Task description
Repeat each record below exactly as given.

[Start Given entries]

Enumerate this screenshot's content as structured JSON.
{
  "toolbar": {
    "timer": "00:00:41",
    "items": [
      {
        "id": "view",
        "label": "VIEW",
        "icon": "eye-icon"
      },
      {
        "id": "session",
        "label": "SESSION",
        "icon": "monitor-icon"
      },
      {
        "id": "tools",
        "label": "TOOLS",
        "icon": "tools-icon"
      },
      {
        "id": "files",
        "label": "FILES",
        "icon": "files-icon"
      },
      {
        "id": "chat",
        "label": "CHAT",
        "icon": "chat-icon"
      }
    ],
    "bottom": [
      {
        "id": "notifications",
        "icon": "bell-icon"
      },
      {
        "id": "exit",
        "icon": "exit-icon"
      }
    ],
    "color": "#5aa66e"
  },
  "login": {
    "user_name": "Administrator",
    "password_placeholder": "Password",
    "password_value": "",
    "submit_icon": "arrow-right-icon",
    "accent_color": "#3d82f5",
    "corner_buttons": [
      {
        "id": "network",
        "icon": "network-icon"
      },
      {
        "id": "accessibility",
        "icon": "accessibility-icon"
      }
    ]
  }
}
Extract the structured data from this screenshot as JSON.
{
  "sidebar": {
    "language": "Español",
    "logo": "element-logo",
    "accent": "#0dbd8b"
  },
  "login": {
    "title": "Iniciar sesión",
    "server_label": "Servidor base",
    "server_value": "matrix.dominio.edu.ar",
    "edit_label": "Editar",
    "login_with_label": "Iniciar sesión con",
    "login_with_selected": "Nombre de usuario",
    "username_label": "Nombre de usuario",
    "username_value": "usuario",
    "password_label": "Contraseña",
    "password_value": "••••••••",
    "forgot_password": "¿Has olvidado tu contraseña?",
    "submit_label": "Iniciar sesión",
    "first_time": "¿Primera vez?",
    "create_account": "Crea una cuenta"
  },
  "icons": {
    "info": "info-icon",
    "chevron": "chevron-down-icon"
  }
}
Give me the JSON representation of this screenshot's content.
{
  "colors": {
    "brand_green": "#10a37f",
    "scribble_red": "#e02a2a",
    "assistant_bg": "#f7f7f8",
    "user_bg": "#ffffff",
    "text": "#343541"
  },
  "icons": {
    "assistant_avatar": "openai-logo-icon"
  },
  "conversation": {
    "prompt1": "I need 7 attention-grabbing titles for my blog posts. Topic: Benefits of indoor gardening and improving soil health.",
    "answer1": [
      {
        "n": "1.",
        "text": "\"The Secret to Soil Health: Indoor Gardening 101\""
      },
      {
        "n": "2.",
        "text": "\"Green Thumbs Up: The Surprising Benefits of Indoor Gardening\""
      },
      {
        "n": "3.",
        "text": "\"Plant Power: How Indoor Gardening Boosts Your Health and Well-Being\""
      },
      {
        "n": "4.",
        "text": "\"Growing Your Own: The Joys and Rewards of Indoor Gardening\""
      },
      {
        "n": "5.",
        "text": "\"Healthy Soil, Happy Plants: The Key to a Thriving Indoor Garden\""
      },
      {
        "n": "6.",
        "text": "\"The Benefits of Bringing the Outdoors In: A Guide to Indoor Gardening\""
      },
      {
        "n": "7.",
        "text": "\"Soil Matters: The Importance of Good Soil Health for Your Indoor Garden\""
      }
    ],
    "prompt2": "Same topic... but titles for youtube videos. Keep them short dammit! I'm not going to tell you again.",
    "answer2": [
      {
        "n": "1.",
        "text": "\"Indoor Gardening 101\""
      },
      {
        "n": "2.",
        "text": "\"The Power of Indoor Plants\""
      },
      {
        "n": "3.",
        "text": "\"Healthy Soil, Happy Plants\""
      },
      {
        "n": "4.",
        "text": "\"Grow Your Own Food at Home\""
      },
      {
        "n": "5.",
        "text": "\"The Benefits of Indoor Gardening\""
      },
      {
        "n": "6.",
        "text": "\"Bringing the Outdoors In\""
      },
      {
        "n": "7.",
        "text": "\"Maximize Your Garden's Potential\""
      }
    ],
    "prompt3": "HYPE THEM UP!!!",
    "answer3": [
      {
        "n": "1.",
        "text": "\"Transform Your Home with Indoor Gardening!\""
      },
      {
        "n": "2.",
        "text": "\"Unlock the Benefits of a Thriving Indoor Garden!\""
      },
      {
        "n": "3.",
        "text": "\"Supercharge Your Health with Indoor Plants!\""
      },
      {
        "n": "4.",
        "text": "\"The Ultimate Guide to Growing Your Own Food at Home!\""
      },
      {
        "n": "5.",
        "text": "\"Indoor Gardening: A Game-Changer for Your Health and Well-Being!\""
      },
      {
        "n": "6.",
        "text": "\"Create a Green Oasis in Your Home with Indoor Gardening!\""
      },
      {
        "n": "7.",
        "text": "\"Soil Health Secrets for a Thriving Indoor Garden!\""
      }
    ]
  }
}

[End Given entries]

The result
Enumerate this screenshot's content as structured JSON.
{
  "toolbar": {
    "timer": "00:00:41",
    "items": [
      {
        "id": "view",
        "label": "VIEW",
        "icon": "eye-icon"
      },
      {
        "id": "session",
        "label": "SESSION",
        "icon": "monitor-icon"
      },
      {
        "id": "tools",
        "label": "TOOLS",
        "icon": "tools-icon"
      },
      {
        "id": "files",
        "label": "FILES",
        "icon": "files-icon"
      },
      {
        "id": "chat",
        "label": "CHAT",
        "icon": "chat-icon"
      }
    ],
    "bottom": [
      {
        "id": "notifications",
        "icon": "bell-icon"
      },
      {
        "id": "exit",
        "icon": "exit-icon"
      }
    ],
    "color": "#5aa66e"
  },
  "login": {
    "user_name": "Administrator",
    "password_placeholder": "Password",
    "password_value": "",
    "submit_icon": "arrow-right-icon",
    "accent_color": "#3d82f5",
    "corner_buttons": [
      {
        "id": "network",
        "icon": "network-icon"
      },
      {
        "id": "accessibility",
        "icon": "accessibility-icon"
      }
    ]
  }
}
Extract the structured data from this screenshot as JSON.
{
  "sidebar": {
    "language": "Español",
    "logo": "element-logo",
    "accent": "#0dbd8b"
  },
  "login": {
    "title": "Iniciar sesión",
    "server_label": "Servidor base",
    "server_value": "matrix.dominio.edu.ar",
    "edit_label": "Editar",
    "login_with_label": "Iniciar sesión con",
    "login_with_selected": "Nombre de usuario",
    "username_label": "Nombre de usuario",
    "username_value": "usuario",
    "password_label": "Contraseña",
    "password_value": "••••••••",
    "forgot_password": "¿Has olvidado tu contraseña?",
    "submit_label": "Iniciar sesión",
    "first_time": "¿Primera vez?",
    "create_account": "Crea una cuenta"
  },
  "icons": {
    "info": "info-icon",
    "chevron": "chevron-down-icon"
  }
}
Give me the JSON representation of this screenshot's content.
{
  "colors": {
    "brand_green": "#10a37f",
    "scribble_red": "#e02a2a",
    "assistant_bg": "#f7f7f8",
    "user_bg": "#ffffff",
    "text": "#343541"
  },
  "icons": {
    "assistant_avatar": "openai-logo-icon"
  },
  "conversation": {
    "prompt1": "I need 7 attention-grabbing titles for my blog posts. Topic: Benefits of indoor gardening and improving soil health.",
    "answer1": [
      {
        "n": "1.",
        "text": "\"The Secret to Soil Health: Indoor Gardening 101\""
      },
      {
        "n": "2.",
        "text": "\"Green Thumbs Up: The Surprising Benefits of Indoor Gardening\""
      },
      {
        "n": "3.",
        "text": "\"Plant Power: How Indoor Gardening Boosts Your Health and Well-Being\""
      },
      {
        "n": "4.",
        "text": "\"Growing Your Own: The Joys and Rewards of Indoor Gardening\""
      },
      {
        "n": "5.",
        "text": "\"Healthy Soil, Happy Plants: The Key to a Thriving Indoor Garden\""
      },
      {
        "n": "6.",
        "text": "\"The Benefits of Bringing the Outdoors In: A Guide to Indoor Gardening\""
      },
      {
        "n": "7.",
        "text": "\"Soil Matters: The Importance of Good Soil Health for Your Indoor Garden\""
      }
    ],
    "prompt2": "Same topic... but titles for youtube videos. Keep them short dammit! I'm not going to tell you again.",
    "answer2": [
      {
        "n": "1.",
        "text": "\"Indoor Gardening 101\""
      },
      {
        "n": "2.",
        "text": "\"The Power of Indoor Plants\""
      },
      {
        "n": "3.",
        "text": "\"Healthy Soil, Happy Plants\""
      },
      {
        "n": "4.",
        "text": "\"Grow Your Own Food at Home\""
      },
      {
        "n": "5.",
        "text": "\"The Benefits of Indoor Gardening\""
      },
      {
        "n": "6.",
        "text": "\"Bringing the Outdoors In\""
      },
      {
        "n": "7.",
        "text": "\"Maximize Your Garden's Potential\""
      }
    ],
    "prompt3": "HYPE THEM UP!!!",
    "answer3": [
      {
        "n": "1.",
        "text": "\"Transform Your Home with Indoor Gardening!\""
      },
      {
        "n": "2.",
        "text": "\"Unlock the Benefits of a Thriving Indoor Garden!\""
      },
      {
        "n": "3.",
        "text": "\"Supercharge Your Health with Indoor Plants!\""
      },
      {
        "n": "4.",
        "text": "\"The Ultimate Guide to Growing Your Own Food at Home!\""
      },
      {
        "n": "5.",
        "text": "\"Indoor Gardening: A Game-Changer for Your Health and Well-Being!\""
      },
      {
        "n": "6.",
        "text": "\"Create a Green Oasis in Your Home with Indoor Gardening!\""
      },
      {
        "n": "7.",
        "text": "\"Soil Health Secrets for a Thriving Indoor Garden!\""
      }
    ]
  }
}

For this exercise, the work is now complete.